Problem requirements:
Find all the lines with "изменений" and gather them.

----- Supplied material

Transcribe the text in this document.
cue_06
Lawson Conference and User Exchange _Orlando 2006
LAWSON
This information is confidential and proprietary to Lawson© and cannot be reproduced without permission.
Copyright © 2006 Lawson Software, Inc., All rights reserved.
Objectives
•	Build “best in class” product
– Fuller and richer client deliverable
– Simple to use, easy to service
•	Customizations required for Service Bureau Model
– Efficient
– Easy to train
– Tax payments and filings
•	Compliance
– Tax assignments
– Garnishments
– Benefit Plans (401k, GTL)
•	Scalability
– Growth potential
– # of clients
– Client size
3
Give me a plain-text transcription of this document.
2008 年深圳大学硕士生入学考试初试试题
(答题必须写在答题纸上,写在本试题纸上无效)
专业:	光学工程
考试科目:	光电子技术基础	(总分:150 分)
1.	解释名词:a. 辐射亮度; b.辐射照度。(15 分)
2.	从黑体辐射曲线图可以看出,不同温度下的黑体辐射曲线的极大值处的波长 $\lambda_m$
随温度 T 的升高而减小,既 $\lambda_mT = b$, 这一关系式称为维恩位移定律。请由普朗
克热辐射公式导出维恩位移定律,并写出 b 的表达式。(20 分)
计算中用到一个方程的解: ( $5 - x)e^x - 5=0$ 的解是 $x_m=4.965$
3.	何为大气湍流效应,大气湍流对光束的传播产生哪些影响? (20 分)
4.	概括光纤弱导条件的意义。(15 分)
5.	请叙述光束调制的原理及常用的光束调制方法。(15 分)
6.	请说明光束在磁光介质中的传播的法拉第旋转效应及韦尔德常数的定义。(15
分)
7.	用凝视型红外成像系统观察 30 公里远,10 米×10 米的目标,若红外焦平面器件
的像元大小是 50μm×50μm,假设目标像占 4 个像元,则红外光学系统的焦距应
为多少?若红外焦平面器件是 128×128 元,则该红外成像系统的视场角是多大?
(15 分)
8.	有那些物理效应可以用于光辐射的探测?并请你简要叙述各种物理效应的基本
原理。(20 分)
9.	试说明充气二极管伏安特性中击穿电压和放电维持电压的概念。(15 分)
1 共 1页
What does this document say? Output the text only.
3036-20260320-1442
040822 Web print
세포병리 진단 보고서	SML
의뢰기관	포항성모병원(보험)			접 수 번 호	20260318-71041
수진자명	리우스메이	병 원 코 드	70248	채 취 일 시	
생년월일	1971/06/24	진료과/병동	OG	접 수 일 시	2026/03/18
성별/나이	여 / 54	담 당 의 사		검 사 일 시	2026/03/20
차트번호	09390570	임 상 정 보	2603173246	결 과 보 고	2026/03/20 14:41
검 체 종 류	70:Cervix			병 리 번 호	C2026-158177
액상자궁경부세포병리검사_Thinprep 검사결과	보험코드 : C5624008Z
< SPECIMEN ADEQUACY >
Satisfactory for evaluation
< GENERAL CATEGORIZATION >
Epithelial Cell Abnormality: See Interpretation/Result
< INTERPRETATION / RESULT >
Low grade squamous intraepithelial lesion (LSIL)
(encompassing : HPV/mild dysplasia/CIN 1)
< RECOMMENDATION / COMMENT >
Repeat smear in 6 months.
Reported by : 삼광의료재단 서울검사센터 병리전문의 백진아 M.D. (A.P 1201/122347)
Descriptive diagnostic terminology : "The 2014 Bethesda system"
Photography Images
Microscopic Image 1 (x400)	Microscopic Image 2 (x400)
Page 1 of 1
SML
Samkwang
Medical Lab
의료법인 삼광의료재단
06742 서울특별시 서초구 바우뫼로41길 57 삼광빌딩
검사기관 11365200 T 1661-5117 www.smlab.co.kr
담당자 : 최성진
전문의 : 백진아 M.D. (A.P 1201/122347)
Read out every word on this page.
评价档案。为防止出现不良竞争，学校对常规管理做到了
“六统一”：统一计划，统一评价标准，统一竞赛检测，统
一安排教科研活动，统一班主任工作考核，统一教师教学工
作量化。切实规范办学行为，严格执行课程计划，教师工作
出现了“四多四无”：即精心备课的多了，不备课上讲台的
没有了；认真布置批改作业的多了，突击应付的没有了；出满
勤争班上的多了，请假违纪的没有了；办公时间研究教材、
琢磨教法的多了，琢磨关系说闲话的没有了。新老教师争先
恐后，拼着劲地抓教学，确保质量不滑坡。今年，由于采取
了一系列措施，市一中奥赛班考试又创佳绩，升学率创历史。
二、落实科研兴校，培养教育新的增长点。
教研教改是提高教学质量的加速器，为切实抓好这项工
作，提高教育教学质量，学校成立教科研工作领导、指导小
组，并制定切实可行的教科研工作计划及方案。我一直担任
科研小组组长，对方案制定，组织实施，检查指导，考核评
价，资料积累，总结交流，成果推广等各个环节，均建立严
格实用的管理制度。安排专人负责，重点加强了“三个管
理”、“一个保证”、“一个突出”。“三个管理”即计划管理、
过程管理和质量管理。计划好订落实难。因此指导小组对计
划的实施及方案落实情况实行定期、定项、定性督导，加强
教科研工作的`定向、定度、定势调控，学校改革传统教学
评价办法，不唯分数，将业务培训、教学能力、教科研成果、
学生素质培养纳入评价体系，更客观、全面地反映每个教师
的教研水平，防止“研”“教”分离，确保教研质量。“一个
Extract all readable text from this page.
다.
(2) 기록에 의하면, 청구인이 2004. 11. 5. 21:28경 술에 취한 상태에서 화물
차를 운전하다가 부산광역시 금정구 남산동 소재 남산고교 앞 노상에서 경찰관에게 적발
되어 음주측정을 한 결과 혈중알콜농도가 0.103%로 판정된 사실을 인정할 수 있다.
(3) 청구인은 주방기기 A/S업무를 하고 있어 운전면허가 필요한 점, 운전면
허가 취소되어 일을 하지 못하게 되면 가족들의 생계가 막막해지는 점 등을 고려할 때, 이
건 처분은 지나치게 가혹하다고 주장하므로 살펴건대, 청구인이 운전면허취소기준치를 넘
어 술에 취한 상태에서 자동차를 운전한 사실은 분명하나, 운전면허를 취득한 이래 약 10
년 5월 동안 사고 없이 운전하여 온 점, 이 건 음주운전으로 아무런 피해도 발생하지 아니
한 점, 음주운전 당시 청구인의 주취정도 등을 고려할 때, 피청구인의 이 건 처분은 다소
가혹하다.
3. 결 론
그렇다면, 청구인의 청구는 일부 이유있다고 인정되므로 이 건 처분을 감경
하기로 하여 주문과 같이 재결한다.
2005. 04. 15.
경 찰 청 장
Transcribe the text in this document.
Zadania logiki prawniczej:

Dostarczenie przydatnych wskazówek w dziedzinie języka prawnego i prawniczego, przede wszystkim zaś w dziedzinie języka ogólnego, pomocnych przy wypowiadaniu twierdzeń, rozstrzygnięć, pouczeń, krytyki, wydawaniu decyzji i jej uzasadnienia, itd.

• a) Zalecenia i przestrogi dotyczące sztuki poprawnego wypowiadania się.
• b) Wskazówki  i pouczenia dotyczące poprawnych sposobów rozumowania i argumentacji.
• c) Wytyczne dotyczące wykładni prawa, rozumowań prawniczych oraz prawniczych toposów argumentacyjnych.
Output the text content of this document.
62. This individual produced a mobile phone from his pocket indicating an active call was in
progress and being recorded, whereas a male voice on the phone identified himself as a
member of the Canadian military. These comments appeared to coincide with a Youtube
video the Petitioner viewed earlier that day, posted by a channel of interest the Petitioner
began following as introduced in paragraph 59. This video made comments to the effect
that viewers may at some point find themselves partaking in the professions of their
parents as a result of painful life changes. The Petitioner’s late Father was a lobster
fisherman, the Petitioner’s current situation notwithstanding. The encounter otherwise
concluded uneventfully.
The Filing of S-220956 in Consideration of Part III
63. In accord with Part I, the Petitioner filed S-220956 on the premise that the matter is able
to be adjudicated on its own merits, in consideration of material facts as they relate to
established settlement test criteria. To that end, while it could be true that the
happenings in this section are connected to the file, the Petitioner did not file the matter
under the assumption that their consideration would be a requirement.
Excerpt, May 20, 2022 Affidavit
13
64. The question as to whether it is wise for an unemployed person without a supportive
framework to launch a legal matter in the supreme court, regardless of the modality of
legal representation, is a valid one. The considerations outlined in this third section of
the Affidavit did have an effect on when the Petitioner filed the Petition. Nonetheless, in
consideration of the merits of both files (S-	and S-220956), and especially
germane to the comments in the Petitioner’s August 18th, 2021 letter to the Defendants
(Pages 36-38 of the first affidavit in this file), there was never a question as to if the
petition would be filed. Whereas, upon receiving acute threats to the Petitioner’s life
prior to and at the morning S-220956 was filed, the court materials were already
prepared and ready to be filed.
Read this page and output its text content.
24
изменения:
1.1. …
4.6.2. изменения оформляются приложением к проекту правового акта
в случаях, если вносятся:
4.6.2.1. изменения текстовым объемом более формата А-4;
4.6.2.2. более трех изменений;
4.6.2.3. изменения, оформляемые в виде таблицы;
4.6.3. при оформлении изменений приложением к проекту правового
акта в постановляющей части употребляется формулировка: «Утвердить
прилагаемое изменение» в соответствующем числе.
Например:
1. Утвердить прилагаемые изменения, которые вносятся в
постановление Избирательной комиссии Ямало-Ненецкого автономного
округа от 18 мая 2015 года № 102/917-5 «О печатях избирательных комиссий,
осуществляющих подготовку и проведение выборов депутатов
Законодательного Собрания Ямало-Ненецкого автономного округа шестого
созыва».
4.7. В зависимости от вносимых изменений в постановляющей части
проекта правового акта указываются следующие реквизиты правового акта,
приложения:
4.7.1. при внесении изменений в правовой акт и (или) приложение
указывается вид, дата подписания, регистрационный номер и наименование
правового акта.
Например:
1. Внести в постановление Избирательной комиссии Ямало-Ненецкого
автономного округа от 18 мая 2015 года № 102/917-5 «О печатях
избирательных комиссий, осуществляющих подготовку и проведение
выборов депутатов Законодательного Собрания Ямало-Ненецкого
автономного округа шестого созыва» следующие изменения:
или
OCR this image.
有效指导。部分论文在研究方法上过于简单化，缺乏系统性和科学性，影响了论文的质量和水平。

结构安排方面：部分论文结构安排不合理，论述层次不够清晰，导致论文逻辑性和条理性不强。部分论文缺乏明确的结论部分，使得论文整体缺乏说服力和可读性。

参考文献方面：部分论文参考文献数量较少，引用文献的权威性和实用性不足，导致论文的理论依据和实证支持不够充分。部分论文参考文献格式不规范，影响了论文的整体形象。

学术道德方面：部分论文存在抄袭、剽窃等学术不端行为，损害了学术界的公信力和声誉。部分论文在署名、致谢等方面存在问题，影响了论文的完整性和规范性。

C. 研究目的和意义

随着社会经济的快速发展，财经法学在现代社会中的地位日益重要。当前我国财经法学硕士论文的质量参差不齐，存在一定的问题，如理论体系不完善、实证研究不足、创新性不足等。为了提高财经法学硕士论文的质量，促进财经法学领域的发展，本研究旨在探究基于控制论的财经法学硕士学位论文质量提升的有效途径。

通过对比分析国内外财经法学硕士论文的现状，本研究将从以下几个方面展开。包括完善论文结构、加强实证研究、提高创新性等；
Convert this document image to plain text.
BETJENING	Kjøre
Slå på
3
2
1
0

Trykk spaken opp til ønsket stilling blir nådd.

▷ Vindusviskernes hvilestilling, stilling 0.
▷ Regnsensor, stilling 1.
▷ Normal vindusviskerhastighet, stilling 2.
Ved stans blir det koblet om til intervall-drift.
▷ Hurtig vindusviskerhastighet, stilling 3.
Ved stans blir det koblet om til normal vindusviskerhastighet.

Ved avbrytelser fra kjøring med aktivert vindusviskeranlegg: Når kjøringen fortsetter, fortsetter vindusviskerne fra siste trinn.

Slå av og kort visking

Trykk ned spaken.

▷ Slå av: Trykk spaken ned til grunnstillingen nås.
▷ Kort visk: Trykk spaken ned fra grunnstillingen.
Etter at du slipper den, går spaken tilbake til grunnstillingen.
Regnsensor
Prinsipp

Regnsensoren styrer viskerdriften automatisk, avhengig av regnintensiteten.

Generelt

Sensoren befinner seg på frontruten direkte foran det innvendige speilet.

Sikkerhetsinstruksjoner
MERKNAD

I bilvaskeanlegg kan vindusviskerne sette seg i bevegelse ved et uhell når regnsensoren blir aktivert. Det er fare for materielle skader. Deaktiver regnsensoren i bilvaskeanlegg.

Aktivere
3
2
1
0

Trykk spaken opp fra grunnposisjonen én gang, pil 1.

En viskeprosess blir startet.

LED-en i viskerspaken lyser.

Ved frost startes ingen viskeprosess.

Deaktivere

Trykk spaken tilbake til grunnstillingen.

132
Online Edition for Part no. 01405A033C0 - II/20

----------

Final result:
4.6.2.2. более трех изменений;
4.6.3. при оформлении изменений приложением к проекту правового
4.7. В зависимости от вносимых изменений в постановляющей части
4.7.1. при внесении изменений в правовой акт и (или) приложение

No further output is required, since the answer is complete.